Repeat each line exactly, leaving nothing out.

── Material ──

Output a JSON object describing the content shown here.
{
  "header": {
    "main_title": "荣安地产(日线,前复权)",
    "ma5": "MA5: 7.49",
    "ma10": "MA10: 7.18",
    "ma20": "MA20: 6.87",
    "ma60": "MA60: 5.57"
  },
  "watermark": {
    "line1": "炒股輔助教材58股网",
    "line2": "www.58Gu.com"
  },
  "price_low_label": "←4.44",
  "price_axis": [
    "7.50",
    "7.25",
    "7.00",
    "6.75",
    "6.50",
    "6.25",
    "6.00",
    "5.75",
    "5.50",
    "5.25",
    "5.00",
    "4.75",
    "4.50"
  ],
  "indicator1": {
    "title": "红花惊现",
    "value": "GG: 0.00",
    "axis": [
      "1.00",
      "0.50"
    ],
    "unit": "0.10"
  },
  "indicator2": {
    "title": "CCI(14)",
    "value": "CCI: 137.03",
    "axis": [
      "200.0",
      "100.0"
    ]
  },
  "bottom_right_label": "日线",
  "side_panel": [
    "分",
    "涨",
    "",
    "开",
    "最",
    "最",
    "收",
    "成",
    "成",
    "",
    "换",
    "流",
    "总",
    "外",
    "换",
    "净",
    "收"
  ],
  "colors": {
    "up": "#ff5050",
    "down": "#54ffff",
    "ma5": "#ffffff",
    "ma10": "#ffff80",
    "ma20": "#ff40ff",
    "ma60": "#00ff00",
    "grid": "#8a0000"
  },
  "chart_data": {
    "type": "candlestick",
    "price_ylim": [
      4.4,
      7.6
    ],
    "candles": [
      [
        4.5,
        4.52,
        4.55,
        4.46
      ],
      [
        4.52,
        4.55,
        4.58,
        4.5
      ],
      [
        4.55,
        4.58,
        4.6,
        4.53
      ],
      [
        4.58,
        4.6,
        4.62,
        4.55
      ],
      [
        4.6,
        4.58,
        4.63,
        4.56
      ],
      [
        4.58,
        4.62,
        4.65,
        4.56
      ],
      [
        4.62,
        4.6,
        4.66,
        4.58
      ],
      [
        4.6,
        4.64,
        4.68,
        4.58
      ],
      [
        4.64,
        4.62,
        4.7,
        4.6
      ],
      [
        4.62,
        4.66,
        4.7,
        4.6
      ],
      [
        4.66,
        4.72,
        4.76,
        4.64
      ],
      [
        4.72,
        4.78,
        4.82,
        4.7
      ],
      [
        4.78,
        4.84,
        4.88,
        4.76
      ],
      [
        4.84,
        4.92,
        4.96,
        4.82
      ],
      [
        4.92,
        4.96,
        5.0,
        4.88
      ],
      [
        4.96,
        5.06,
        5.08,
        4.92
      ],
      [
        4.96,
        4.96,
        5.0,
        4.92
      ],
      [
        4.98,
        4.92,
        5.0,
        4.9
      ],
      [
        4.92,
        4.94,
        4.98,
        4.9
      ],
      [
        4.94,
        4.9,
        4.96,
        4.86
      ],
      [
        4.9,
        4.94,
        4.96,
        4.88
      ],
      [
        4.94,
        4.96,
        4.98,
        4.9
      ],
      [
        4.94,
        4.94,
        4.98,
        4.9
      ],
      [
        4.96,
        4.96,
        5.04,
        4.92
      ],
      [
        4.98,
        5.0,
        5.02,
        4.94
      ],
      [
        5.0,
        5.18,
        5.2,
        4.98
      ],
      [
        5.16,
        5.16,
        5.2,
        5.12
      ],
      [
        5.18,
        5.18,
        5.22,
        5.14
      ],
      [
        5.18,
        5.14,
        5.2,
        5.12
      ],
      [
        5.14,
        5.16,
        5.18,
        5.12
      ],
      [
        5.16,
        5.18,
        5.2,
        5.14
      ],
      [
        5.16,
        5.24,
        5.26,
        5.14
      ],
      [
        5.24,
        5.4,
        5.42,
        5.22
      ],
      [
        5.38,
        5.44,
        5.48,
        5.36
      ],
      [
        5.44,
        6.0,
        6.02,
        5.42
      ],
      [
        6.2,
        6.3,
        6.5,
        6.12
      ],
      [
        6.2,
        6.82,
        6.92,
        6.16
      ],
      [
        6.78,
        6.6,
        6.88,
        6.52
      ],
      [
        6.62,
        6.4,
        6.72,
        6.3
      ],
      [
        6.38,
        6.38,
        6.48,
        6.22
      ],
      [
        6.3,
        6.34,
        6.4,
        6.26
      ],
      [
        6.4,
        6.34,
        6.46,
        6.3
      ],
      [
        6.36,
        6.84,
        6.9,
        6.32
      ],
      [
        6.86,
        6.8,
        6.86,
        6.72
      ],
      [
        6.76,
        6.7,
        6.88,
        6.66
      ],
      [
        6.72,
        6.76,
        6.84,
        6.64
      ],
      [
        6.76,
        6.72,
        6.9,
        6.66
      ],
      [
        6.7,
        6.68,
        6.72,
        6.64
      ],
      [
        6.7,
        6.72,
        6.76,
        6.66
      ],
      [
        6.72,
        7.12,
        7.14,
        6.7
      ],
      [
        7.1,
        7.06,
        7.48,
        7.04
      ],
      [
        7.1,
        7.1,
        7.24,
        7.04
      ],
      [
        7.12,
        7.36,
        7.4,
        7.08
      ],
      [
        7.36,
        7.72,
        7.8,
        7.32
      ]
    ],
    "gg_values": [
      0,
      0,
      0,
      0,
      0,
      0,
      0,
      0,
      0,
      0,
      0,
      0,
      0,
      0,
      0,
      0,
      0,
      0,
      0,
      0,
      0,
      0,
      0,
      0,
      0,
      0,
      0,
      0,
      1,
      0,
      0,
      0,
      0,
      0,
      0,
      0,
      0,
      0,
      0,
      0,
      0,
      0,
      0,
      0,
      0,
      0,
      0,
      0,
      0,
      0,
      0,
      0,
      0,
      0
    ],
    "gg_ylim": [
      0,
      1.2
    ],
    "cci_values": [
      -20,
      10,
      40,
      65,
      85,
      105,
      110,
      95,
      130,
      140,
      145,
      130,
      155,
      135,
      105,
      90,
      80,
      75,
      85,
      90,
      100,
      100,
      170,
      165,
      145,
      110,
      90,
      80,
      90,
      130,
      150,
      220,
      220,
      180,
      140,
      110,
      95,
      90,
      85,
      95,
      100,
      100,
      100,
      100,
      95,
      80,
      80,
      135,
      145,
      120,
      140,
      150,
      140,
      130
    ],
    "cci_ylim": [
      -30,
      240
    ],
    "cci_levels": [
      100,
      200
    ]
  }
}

───

Solution to the problem.
Output a JSON object describing the content shown here.
{
  "header": {
    "main_title": "荣安地产(日线,前复权)",
    "ma5": "MA5: 7.49",
    "ma10": "MA10: 7.18",
    "ma20": "MA20: 6.87",
    "ma60": "MA60: 5.57"
  },
  "watermark": {
    "line1": "炒股輔助教材58股网",
    "line2": "www.58Gu.com"
  },
  "price_low_label": "←4.44",
  "price_axis": [
    "7.50",
    "7.25",
    "7.00",
    "6.75",
    "6.50",
    "6.25",
    "6.00",
    "5.75",
    "5.50",
    "5.25",
    "5.00",
    "4.75",
    "4.50"
  ],
  "indicator1": {
    "title": "红花惊现",
    "value": "GG: 0.00",
    "axis": [
      "1.00",
      "0.50"
    ],
    "unit": "0.10"
  },
  "indicator2": {
    "title": "CCI(14)",
    "value": "CCI: 137.03",
    "axis": [
      "200.0",
      "100.0"
    ]
  },
  "bottom_right_label": "日线",
  "side_panel": [
    "分",
    "涨",
    "",
    "开",
    "最",
    "最",
    "收",
    "成",
    "成",
    "",
    "换",
    "流",
    "总",
    "外",
    "换",
    "净",
    "收"
  ],
  "colors": {
    "up": "#ff5050",
    "down": "#54ffff",
    "ma5": "#ffffff",
    "ma10": "#ffff80",
    "ma20": "#ff40ff",
    "ma60": "#00ff00",
    "grid": "#8a0000"
  },
  "chart_data": {
    "type": "candlestick",
    "price_ylim": [
      4.4,
      7.6
    ],
    "candles": [
      [
        4.5,
        4.52,
        4.55,
        4.46
      ],
      [
        4.52,
        4.55,
        4.58,
        4.5
      ],
      [
        4.55,
        4.58,
        4.6,
        4.53
      ],
      [
        4.58,
        4.6,
        4.62,
        4.55
      ],
      [
        4.6,
        4.58,
        4.63,
        4.56
      ],
      [
        4.58,
        4.62,
        4.65,
        4.56
      ],
      [
        4.62,
        4.6,
        4.66,
        4.58
      ],
      [
        4.6,
        4.64,
        4.68,
        4.58
      ],
      [
        4.64,
        4.62,
        4.7,
        4.6
      ],
      [
        4.62,
        4.66,
        4.7,
        4.6
      ],
      [
        4.66,
        4.72,
        4.76,
        4.64
      ],
      [
        4.72,
        4.78,
        4.82,
        4.7
      ],
      [
        4.78,
        4.84,
        4.88,
        4.76
      ],
      [
        4.84,
        4.92,
        4.96,
        4.82
      ],
      [
        4.92,
        4.96,
        5.0,
        4.88
      ],
      [
        4.96,
        5.06,
        5.08,
        4.92
      ],
      [
        4.96,
        4.96,
        5.0,
        4.92
      ],
      [
        4.98,
        4.92,
        5.0,
        4.9
      ],
      [
        4.92,
        4.94,
        4.98,
        4.9
      ],
      [
        4.94,
        4.9,
        4.96,
        4.86
      ],
      [
        4.9,
        4.94,
        4.96,
        4.88
      ],
      [
        4.94,
        4.96,
        4.98,
        4.9
      ],
      [
        4.94,
        4.94,
        4.98,
        4.9
      ],
      [
        4.96,
        4.96,
        5.04,
        4.92
      ],
      [
        4.98,
        5.0,
        5.02,
        4.94
      ],
      [
        5.0,
        5.18,
        5.2,
        4.98
      ],
      [
        5.16,
        5.16,
        5.2,
        5.12
      ],
      [
        5.18,
        5.18,
        5.22,
        5.14
      ],
      [
        5.18,
        5.14,
        5.2,
        5.12
      ],
      [
        5.14,
        5.16,
        5.18,
        5.12
      ],
      [
        5.16,
        5.18,
        5.2,
        5.14
      ],
      [
        5.16,
        5.24,
        5.26,
        5.14
      ],
      [
        5.24,
        5.4,
        5.42,
        5.22
      ],
      [
        5.38,
        5.44,
        5.48,
        5.36
      ],
      [
        5.44,
        6.0,
        6.02,
        5.42
      ],
      [
        6.2,
        6.3,
        6.5,
        6.12
      ],
      [
        6.2,
        6.82,
        6.92,
        6.16
      ],
      [
        6.78,
        6.6,
        6.88,
        6.52
      ],
      [
        6.62,
        6.4,
        6.72,
        6.3
      ],
      [
        6.38,
        6.38,
        6.48,
        6.22
      ],
      [
        6.3,
        6.34,
        6.4,
        6.26
      ],
      [
        6.4,
        6.34,
        6.46,
        6.3
      ],
      [
        6.36,
        6.84,
        6.9,
        6.32
      ],
      [
        6.86,
        6.8,
        6.86,
        6.72
      ],
      [
        6.76,
        6.7,
        6.88,
        6.66
      ],
      [
        6.72,
        6.76,
        6.84,
        6.64
      ],
      [
        6.76,
        6.72,
        6.9,
        6.66
      ],
      [
        6.7,
        6.68,
        6.72,
        6.64
      ],
      [
        6.7,
        6.72,
        6.76,
        6.66
      ],
      [
        6.72,
        7.12,
        7.14,
        6.7
      ],
      [
        7.1,
        7.06,
        7.48,
        7.04
      ],
      [
        7.1,
        7.1,
        7.24,
        7.04
      ],
      [
        7.12,
        7.36,
        7.4,
        7.08
      ],
      [
        7.36,
        7.72,
        7.8,
        7.32
      ]
    ],
    "gg_values": [
      0,
      0,
      0,
      0,
      0,
      0,
      0,
      0,
      0,
      0,
      0,
      0,
      0,
      0,
      0,
      0,
      0,
      0,
      0,
      0,
      0,
      0,
      0,
      0,
      0,
      0,
      0,
      0,
      1,
      0,
      0,
      0,
      0,
      0,
      0,
      0,
      0,
      0,
      0,
      0,
      0,
      0,
      0,
      0,
      0,
      0,
      0,
      0,
      0,
      0,
      0,
      0,
      0,
      0
    ],
    "gg_ylim": [
      0,
      1.2
    ],
    "cci_values": [
      -20,
      10,
      40,
      65,
      85,
      105,
      110,
      95,
      130,
      140,
      145,
      130,
      155,
      135,
      105,
      90,
      80,
      75,
      85,
      90,
      100,
      100,
      170,
      165,
      145,
      110,
      90,
      80,
      90,
      130,
      150,
      220,
      220,
      180,
      140,
      110,
      95,
      90,
      85,
      95,
      100,
      100,
      100,
      100,
      95,
      80,
      80,
      135,
      145,
      120,
      140,
      150,
      140,
      130
    ],
    "cci_ylim": [
      -30,
      240
    ],
    "cci_levels": [
      100,
      200
    ]
  }
}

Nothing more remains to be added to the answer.